— Provided passage —

This version of this document is no longer maintained. For the latest documentation, see http://www.qnx.com/developers/docs.

Introduction to the Network Subsystem

This chapter includes:

Overview of io-net and the networking subsystem
Starting io-net
The life cycle of a packet
Driver initialization

Overview of io-net and the networking subsystem

The QNX Neutrino network subsystem consists of a process called io-net that loads a number of shared objects. These shared objects typically consist of a protocol stack (such as npm-tcpip.so), a network driver, and other optional components such as filters and converters. These shared objects are arranged in a hierarchy, with the end user on the top, and hardware on the bottom.

io-net and friends

The io-net component can load one or more protocol interfaces and drivers.

This document focuses on writing new network drivers, although most of the information applies to writing any module for io-net.

As indicated in the diagram, the shared objects that io-net loads don't communicate directly. Instead, each shared object registers a number of functions that io-net calls, and io-net provides functions that the shared object calls.

Each shared object provides one or more of the following types of service:

Up producer: Produces data for a higher level (e.g. an Ethernet driver provides data from the network card to a TCP/IP stack).
Down producer: Produces data for a lower level (e.g. the TCP/IP stack produces data for an Ethernet driver).
Up filter: A filter that sits between an up producer and the bottom end of a converter (e.g. a protocol sniffer).
Down filter: A filter that sits between a down producer and the top end of a converter (e.g. Network Address Translation, or NAT).
Converter: Converts data from one format to another (e.g. between IP and Ethernet)

Note that these terms are relative to io-net and don't encompass any non-io-net interactions.

For example, a network card driver (while forming an integral part of the communications flow) is viewed only as an up producer as far as io-net is concerned -- it doesn't produce anything that io-net interacts with in the downward direction, even though it actually transmits the data originated by an upper module to the hardware.

A producer can be an up producer, a down producer, or both. For example, the TCP/IP module produces both types (up and down) of packets.

— Information shown —
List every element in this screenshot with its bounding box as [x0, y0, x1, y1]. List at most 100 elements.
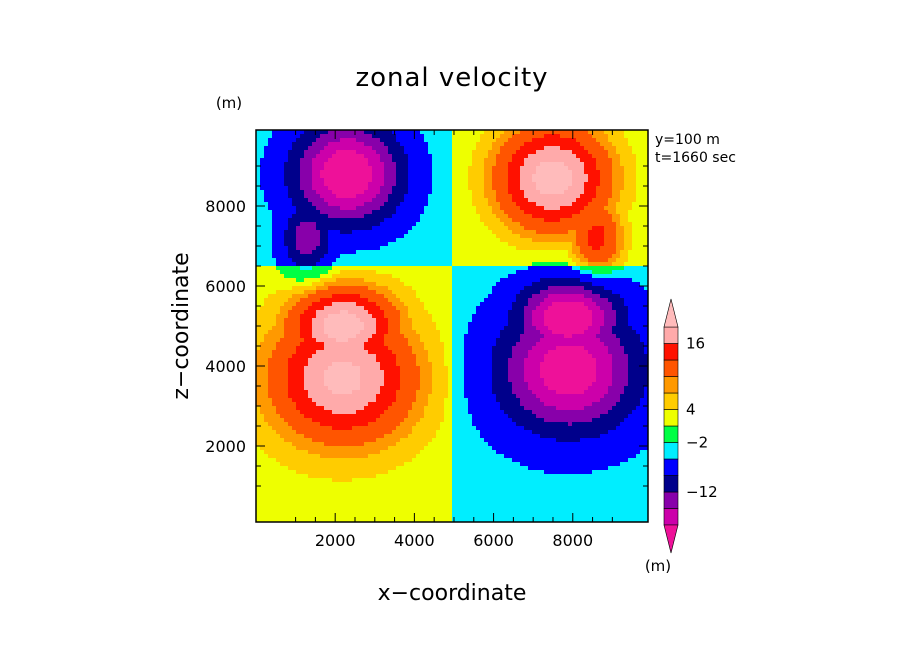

— What is expected —
Reproduce the passage of the io-net overview that opens with the words containing "io-net and friends" and closes with "module for io-net.".

— Task result —
io-net and friends

The io-net component can load one or more protocol interfaces and drivers.

This document focuses on writing new network drivers, although most of the information applies to writing any module for io-net.